* [Directive] Which lines in the records below contain the word "Type"? Copy each one out.

* [Data for processing]

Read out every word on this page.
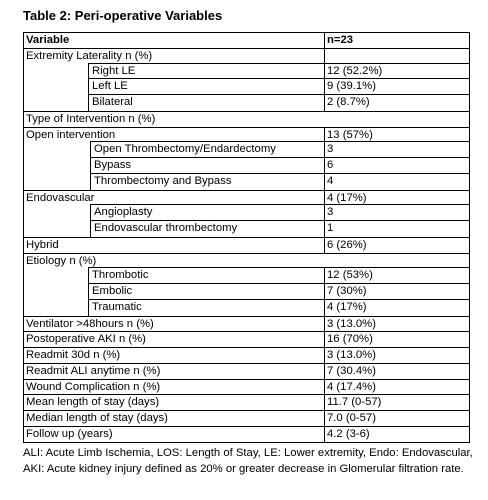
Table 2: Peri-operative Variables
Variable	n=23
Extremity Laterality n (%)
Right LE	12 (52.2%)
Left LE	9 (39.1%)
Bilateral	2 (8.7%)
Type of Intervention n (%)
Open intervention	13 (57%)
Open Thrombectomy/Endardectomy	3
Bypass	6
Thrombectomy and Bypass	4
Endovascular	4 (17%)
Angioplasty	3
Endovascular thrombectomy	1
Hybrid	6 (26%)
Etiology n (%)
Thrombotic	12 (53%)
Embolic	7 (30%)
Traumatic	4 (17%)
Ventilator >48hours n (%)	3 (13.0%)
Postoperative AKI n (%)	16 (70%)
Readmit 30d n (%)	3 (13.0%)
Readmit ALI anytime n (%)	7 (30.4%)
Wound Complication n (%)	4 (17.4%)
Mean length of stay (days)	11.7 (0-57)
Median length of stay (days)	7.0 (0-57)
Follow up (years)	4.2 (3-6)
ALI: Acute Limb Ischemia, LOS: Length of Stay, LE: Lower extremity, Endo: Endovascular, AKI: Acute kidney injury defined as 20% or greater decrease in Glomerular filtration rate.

==

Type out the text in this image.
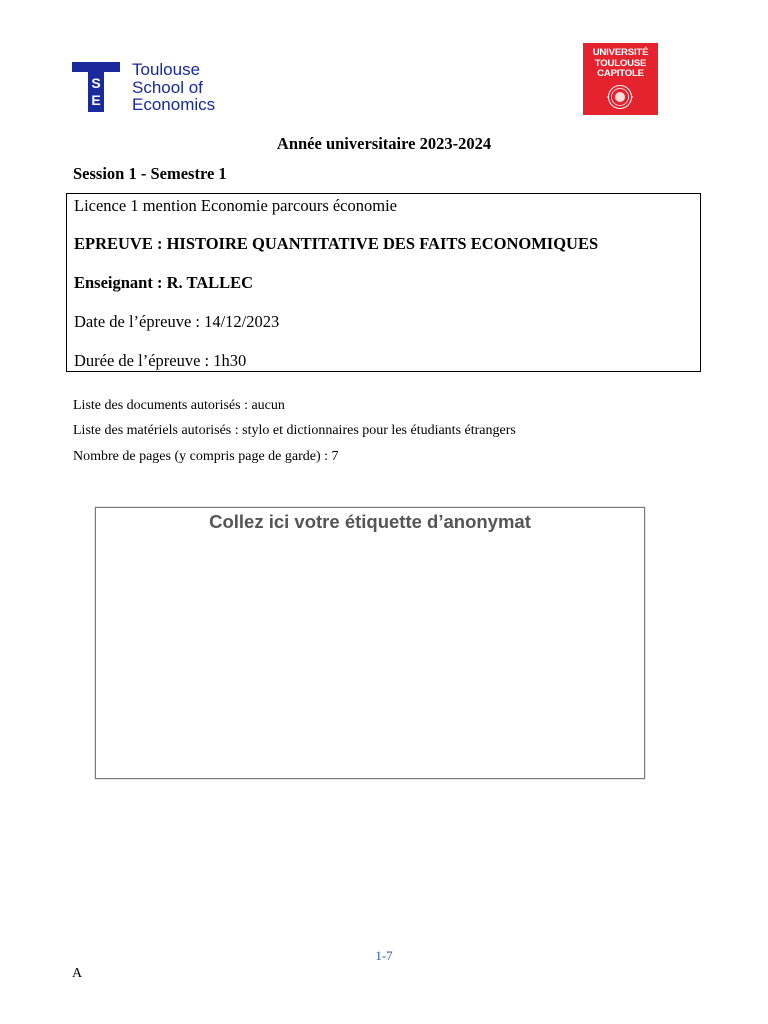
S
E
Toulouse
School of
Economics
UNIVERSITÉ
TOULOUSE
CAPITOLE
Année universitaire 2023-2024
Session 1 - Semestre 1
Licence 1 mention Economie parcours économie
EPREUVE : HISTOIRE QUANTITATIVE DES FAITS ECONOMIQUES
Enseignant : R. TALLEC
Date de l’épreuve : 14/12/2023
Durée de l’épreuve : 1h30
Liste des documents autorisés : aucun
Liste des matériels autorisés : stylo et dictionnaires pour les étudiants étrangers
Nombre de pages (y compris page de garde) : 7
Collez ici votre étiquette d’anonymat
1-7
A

* [Output below]
Type of Intervention n (%)
Type out the text in this image.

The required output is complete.